WHAT IS ASKED. Type out the complete listing below word for word, without its pictures.

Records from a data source
════
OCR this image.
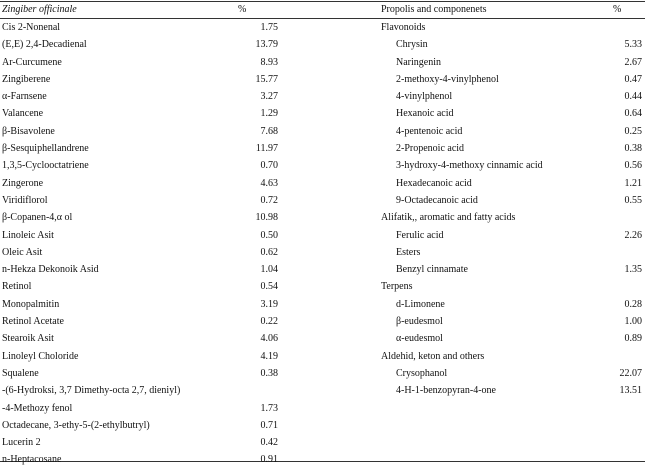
Zingiber officinale	%
Cis 2-Nonenal	1.75
(E,E) 2,4-Decadienal	13.79
Ar-Curcumene	8.93
Zingiberene	15.77
α-Farnsene	3.27
Valancene	1.29
β-Bisavolene	7.68
β-Sesquiphellandrene	11.97
1,3,5-Cyclooctatriene	0.70
Zingerone	4.63
Viridiflorol	0.72
β-Copanen-4,α ol	10.98
Linoleic Asit	0.50
Oleic Asit	0.62
n-Hekza Dekonoik Asid	1.04
Retinol	0.54
Monopalmitin	3.19
Retinol Acetate	0.22
Stearoik Asit	4.06
Linoleyl Choloride	4.19
Squalene	0.38
-(6-Hydroksi, 3,7 Dimethy-octa 2,7, dieniyl)
-4-Methozy fenol	1.73
Octadecane, 3-ethy-5-(2-ethylbutryl)	0.71
Lucerin 2	0.42
n-Heptacosane	0.91
Propolis and componenets	%
Flavonoids
Chrysin	5.33
Naringenin	2.67
2-methoxy-4-vinylphenol	0.47
4-vinylphenol	0.44
Hexanoic acid	0.64
4-pentenoic acid	0.25
2-Propenoic acid	0.38
3-hydroxy-4-methoxy cinnamic acid	0.56
Hexadecanoic acid	1.21
9-Octadecanoic acid	0.55
Alifatik,, aromatic and fatty acids
Ferulic acid	2.26
Esters
Benzyl cinnamate	1.35
Terpens
d-Limonene	0.28
β-eudesmol	1.00
α-eudesmol	0.89
Aldehid, keton and others
Crysophanol	22.07
4-H-1-benzopyran-4-one	13.51
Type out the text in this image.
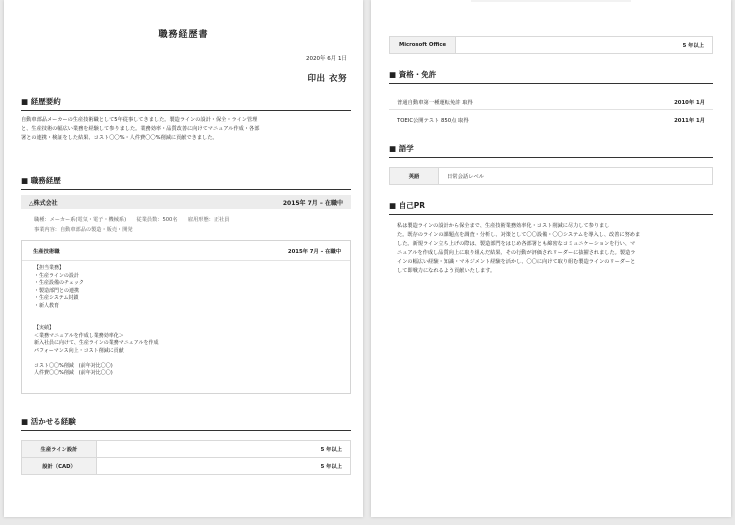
職務経歴書
2020年 6月 1日
印出 衣努
■ 経歴要約
自動車部品メーカーの生産技術職として5年従事してきました。製造ラインの設計・保全・ライン管理
と、生産技術の幅広い業務を経験して参りました。業務効率・品質改善に向けてマニュアル作成・各部
署との連携・検証をした結果、コスト〇〇%・人件費〇〇%削減に貢献できました。
■ 職務経歴
△株式会社	2015年 7月 – 在職中
職種：メーカー系(電気・電子・機械系)　　従業員数：500名　　雇用形態：正社員
事業内容：自動車部品の製造・販売・開発
生産技術職	2015年 7月 – 在職中
【担当業務】
・生産ラインの設計
・生産設備のチェック
・製造部門との連携
・生産システム封鎖
・新人教育
【実績】
＜業務マニュアルを作成し業務効率化＞
新入社員に向けて、生産ラインの業務マニュアルを作成
パフォーマンス向上・コスト削減に貢献
コスト〇〇%削減　(前年対比〇〇)
人件費〇〇%削減　(前年対比〇〇)
■ 活かせる経験
生産ライン設計	5 年以上
設計（CAD）	5 年以上
Microsoft Office	5 年以上
■ 資格・免許
普通自動車第一種運転免許 取得	2010年 1月
TOEIC公開テスト 850点 取得	2011年 1月
■ 語学
英語	日常会話レベル
■ 自己PR
私は製造ラインの設計から保全まで、生産技術業務効率化・コスト削減に尽力して参りまし
た。既存のラインの課題点を調査・分析し、対策として〇〇設備・〇〇システムを導入し、改善に努めま
した。新規ライン立ち上げの際は、製造部門をはじめ各部署とも綿密なコミュニケーションを行い、マ
ニュアルを作成し品質向上に取り組んだ結果、その行動が評価されリーダーに抜擢されました。製造ラ
インの幅広い経験・知識・マネジメント経験を活かし、〇〇に向けて取り組む製造ラインのリーダーと
して即戦力になれるよう貢献いたします。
════
SOLUTION FOR THIS EXERCISE.
OCR this image.
Zingiber officinale	%
Cis 2-Nonenal	1.75
(E,E) 2,4-Decadienal	13.79
Ar-Curcumene	8.93
Zingiberene	15.77
α-Farnsene	3.27
Valancene	1.29
β-Bisavolene	7.68
β-Sesquiphellandrene	11.97
1,3,5-Cyclooctatriene	0.70
Zingerone	4.63
Viridiflorol	0.72
β-Copanen-4,α ol	10.98
Linoleic Asit	0.50
Oleic Asit	0.62
n-Hekza Dekonoik Asid	1.04
Retinol	0.54
Monopalmitin	3.19
Retinol Acetate	0.22
Stearoik Asit	4.06
Linoleyl Choloride	4.19
Squalene	0.38
-(6-Hydroksi, 3,7 Dimethy-octa 2,7, dieniyl)
-4-Methozy fenol	1.73
Octadecane, 3-ethy-5-(2-ethylbutryl)	0.71
Lucerin 2	0.42
n-Heptacosane	0.91
Propolis and componenets	%
Flavonoids
Chrysin	5.33
Naringenin	2.67
2-methoxy-4-vinylphenol	0.47
4-vinylphenol	0.44
Hexanoic acid	0.64
4-pentenoic acid	0.25
2-Propenoic acid	0.38
3-hydroxy-4-methoxy cinnamic acid	0.56
Hexadecanoic acid	1.21
9-Octadecanoic acid	0.55
Alifatik,, aromatic and fatty acids
Ferulic acid	2.26
Esters
Benzyl cinnamate	1.35
Terpens
d-Limonene	0.28
β-eudesmol	1.00
α-eudesmol	0.89
Aldehid, keton and others
Crysophanol	22.07
4-H-1-benzopyran-4-one	13.51
Type out the text in this image.
職務経歴書
2020年 6月 1日
印出 衣努
■ 経歴要約
自動車部品メーカーの生産技術職として5年従事してきました。製造ラインの設計・保全・ライン管理
と、生産技術の幅広い業務を経験して参りました。業務効率・品質改善に向けてマニュアル作成・各部
署との連携・検証をした結果、コスト〇〇%・人件費〇〇%削減に貢献できました。
■ 職務経歴
△株式会社	2015年 7月 – 在職中
職種：メーカー系(電気・電子・機械系)　　従業員数：500名　　雇用形態：正社員
事業内容：自動車部品の製造・販売・開発
生産技術職	2015年 7月 – 在職中
【担当業務】
・生産ラインの設計
・生産設備のチェック
・製造部門との連携
・生産システム封鎖
・新人教育
【実績】
＜業務マニュアルを作成し業務効率化＞
新入社員に向けて、生産ラインの業務マニュアルを作成
パフォーマンス向上・コスト削減に貢献
コスト〇〇%削減　(前年対比〇〇)
人件費〇〇%削減　(前年対比〇〇)
■ 活かせる経験
生産ライン設計	5 年以上
設計（CAD）	5 年以上
Microsoft Office	5 年以上
■ 資格・免許
普通自動車第一種運転免許 取得	2010年 1月
TOEIC公開テスト 850点 取得	2011年 1月
■ 語学
英語	日常会話レベル
■ 自己PR
私は製造ラインの設計から保全まで、生産技術業務効率化・コスト削減に尽力して参りまし
た。既存のラインの課題点を調査・分析し、対策として〇〇設備・〇〇システムを導入し、改善に努めま
した。新規ライン立ち上げの際は、製造部門をはじめ各部署とも綿密なコミュニケーションを行い、マ
ニュアルを作成し品質向上に取り組んだ結果、その行動が評価されリーダーに抜擢されました。製造ラ
インの幅広い経験・知識・マネジメント経験を活かし、〇〇に向けて取り組む製造ラインのリーダーと
して即戦力になれるよう貢献いたします。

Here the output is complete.